◆ Exercise directions: Reproduce every line of the material below, but drop the pictures.

◆ Working data:
□ □ □
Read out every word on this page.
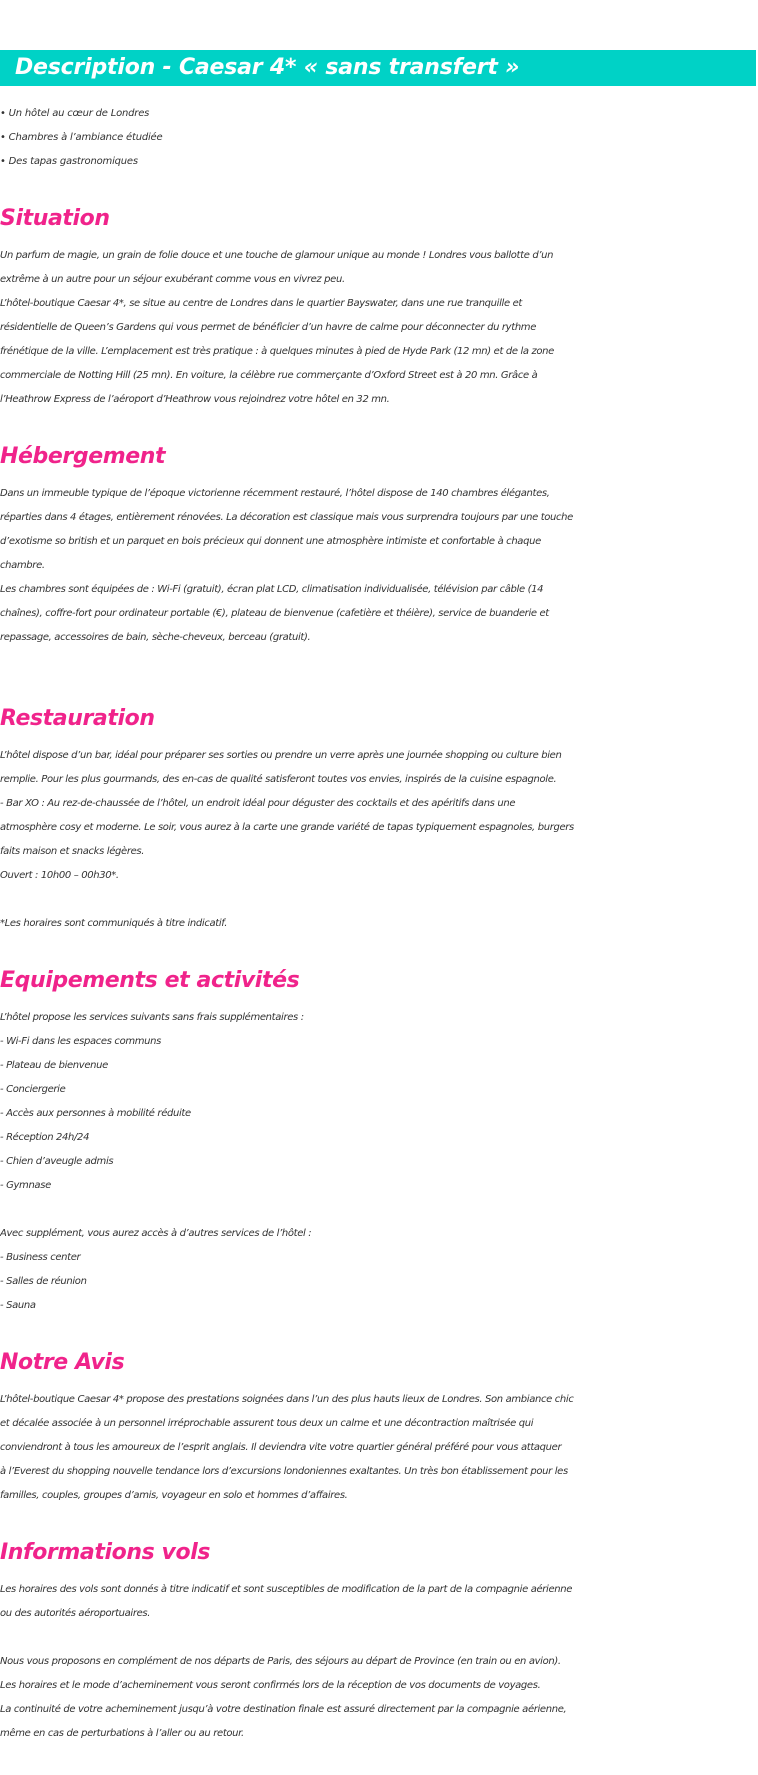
Description - Caesar 4* « sans transfert »
• Un hôtel au cœur de Londres
• Chambres à l’ambiance étudiée
• Des tapas gastronomiques
Situation

Un parfum de magie, un grain de folie douce et une touche de glamour unique au monde ! Londres vous ballotte d’un

extrême à un autre pour un séjour exubérant comme vous en vivrez peu.

L’hôtel-boutique Caesar 4*, se situe au centre de Londres dans le quartier Bayswater, dans une rue tranquille et

résidentielle de Queen’s Gardens qui vous permet de bénéficier d’un havre de calme pour déconnecter du rythme

frénétique de la ville. L’emplacement est très pratique : à quelques minutes à pied de Hyde Park (12 mn) et de la zone

commerciale de Notting Hill (25 mn). En voiture, la célèbre rue commerçante d’Oxford Street est à 20 mn. Grâce à

l’Heathrow Express de l’aéroport d’Heathrow vous rejoindrez votre hôtel en 32 mn.

Hébergement

Dans un immeuble typique de l’époque victorienne récemment restauré, l’hôtel dispose de 140 chambres élégantes,

réparties dans 4 étages, entièrement rénovées. La décoration est classique mais vous surprendra toujours par une touche

d’exotisme so british et un parquet en bois précieux qui donnent une atmosphère intimiste et confortable à chaque

chambre.

Les chambres sont équipées de : Wi-Fi (gratuit), écran plat LCD, climatisation individualisée, télévision par câble (14

chaînes), coffre-fort pour ordinateur portable (€), plateau de bienvenue (cafetière et théière), service de buanderie et

repassage, accessoires de bain, sèche-cheveux, berceau (gratuit).

Restauration

L’hôtel dispose d’un bar, idéal pour préparer ses sorties ou prendre un verre après une journée shopping ou culture bien

remplie. Pour les plus gourmands, des en-cas de qualité satisferont toutes vos envies, inspirés de la cuisine espagnole.

- Bar XO : Au rez-de-chaussée de l’hôtel, un endroit idéal pour déguster des cocktails et des apéritifs dans une

atmosphère cosy et moderne. Le soir, vous aurez à la carte une grande variété de tapas typiquement espagnoles, burgers

faits maison et snacks légères.

Ouvert : 10h00 – 00h30*.

*Les horaires sont communiqués à titre indicatif.

Equipements et activités

L’hôtel propose les services suivants sans frais supplémentaires :

- Wi-Fi dans les espaces communs

- Plateau de bienvenue

- Conciergerie

- Accès aux personnes à mobilité réduite

- Réception 24h/24

- Chien d’aveugle admis

- Gymnase

Avec supplément, vous aurez accès à d’autres services de l’hôtel :

- Business center

- Salles de réunion

- Sauna

Notre Avis

L’hôtel-boutique Caesar 4* propose des prestations soignées dans l’un des plus hauts lieux de Londres. Son ambiance chic

et décalée associée à un personnel irréprochable assurent tous deux un calme et une décontraction maîtrisée qui

conviendront à tous les amoureux de l’esprit anglais. Il deviendra vite votre quartier général préféré pour vous attaquer

à l’Everest du shopping nouvelle tendance lors d’excursions londoniennes exaltantes. Un très bon établissement pour les

familles, couples, groupes d’amis, voyageur en solo et hommes d’affaires.

Informations vols

Les horaires des vols sont donnés à titre indicatif et sont susceptibles de modification de la part de la compagnie aérienne

ou des autorités aéroportuaires.

Nous vous proposons en complément de nos départs de Paris, des séjours au départ de Province (en train ou en avion).

Les horaires et le mode d’acheminement vous seront confirmés lors de la réception de vos documents de voyages.

La continuité de votre acheminement jusqu’à votre destination finale est assuré directement par la compagnie aérienne,

même en cas de perturbations à l’aller ou au retour.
□ □ □
◆ Finished task:
Read out every word on this page.
Description - Caesar 4* « sans transfert »
• Un hôtel au cœur de Londres
• Chambres à l’ambiance étudiée
• Des tapas gastronomiques
Situation

Un parfum de magie, un grain de folie douce et une touche de glamour unique au monde ! Londres vous ballotte d’un

extrême à un autre pour un séjour exubérant comme vous en vivrez peu.

L’hôtel-boutique Caesar 4*, se situe au centre de Londres dans le quartier Bayswater, dans une rue tranquille et

résidentielle de Queen’s Gardens qui vous permet de bénéficier d’un havre de calme pour déconnecter du rythme

frénétique de la ville. L’emplacement est très pratique : à quelques minutes à pied de Hyde Park (12 mn) et de la zone

commerciale de Notting Hill (25 mn). En voiture, la célèbre rue commerçante d’Oxford Street est à 20 mn. Grâce à

l’Heathrow Express de l’aéroport d’Heathrow vous rejoindrez votre hôtel en 32 mn.

Hébergement

Dans un immeuble typique de l’époque victorienne récemment restauré, l’hôtel dispose de 140 chambres élégantes,

réparties dans 4 étages, entièrement rénovées. La décoration est classique mais vous surprendra toujours par une touche

d’exotisme so british et un parquet en bois précieux qui donnent une atmosphère intimiste et confortable à chaque

chambre.

Les chambres sont équipées de : Wi-Fi (gratuit), écran plat LCD, climatisation individualisée, télévision par câble (14

chaînes), coffre-fort pour ordinateur portable (€), plateau de bienvenue (cafetière et théière), service de buanderie et

repassage, accessoires de bain, sèche-cheveux, berceau (gratuit).

Restauration

L’hôtel dispose d’un bar, idéal pour préparer ses sorties ou prendre un verre après une journée shopping ou culture bien

remplie. Pour les plus gourmands, des en-cas de qualité satisferont toutes vos envies, inspirés de la cuisine espagnole.

- Bar XO : Au rez-de-chaussée de l’hôtel, un endroit idéal pour déguster des cocktails et des apéritifs dans une

atmosphère cosy et moderne. Le soir, vous aurez à la carte une grande variété de tapas typiquement espagnoles, burgers

faits maison et snacks légères.

Ouvert : 10h00 – 00h30*.

*Les horaires sont communiqués à titre indicatif.

Equipements et activités

L’hôtel propose les services suivants sans frais supplémentaires :

- Wi-Fi dans les espaces communs

- Plateau de bienvenue

- Conciergerie

- Accès aux personnes à mobilité réduite

- Réception 24h/24

- Chien d’aveugle admis

- Gymnase

Avec supplément, vous aurez accès à d’autres services de l’hôtel :

- Business center

- Salles de réunion

- Sauna

Notre Avis

L’hôtel-boutique Caesar 4* propose des prestations soignées dans l’un des plus hauts lieux de Londres. Son ambiance chic

et décalée associée à un personnel irréprochable assurent tous deux un calme et une décontraction maîtrisée qui

conviendront à tous les amoureux de l’esprit anglais. Il deviendra vite votre quartier général préféré pour vous attaquer

à l’Everest du shopping nouvelle tendance lors d’excursions londoniennes exaltantes. Un très bon établissement pour les

familles, couples, groupes d’amis, voyageur en solo et hommes d’affaires.

Informations vols

Les horaires des vols sont donnés à titre indicatif et sont susceptibles de modification de la part de la compagnie aérienne

ou des autorités aéroportuaires.

Nous vous proposons en complément de nos départs de Paris, des séjours au départ de Province (en train ou en avion).

Les horaires et le mode d’acheminement vous seront confirmés lors de la réception de vos documents de voyages.

La continuité de votre acheminement jusqu’à votre destination finale est assuré directement par la compagnie aérienne,

même en cas de perturbations à l’aller ou au retour.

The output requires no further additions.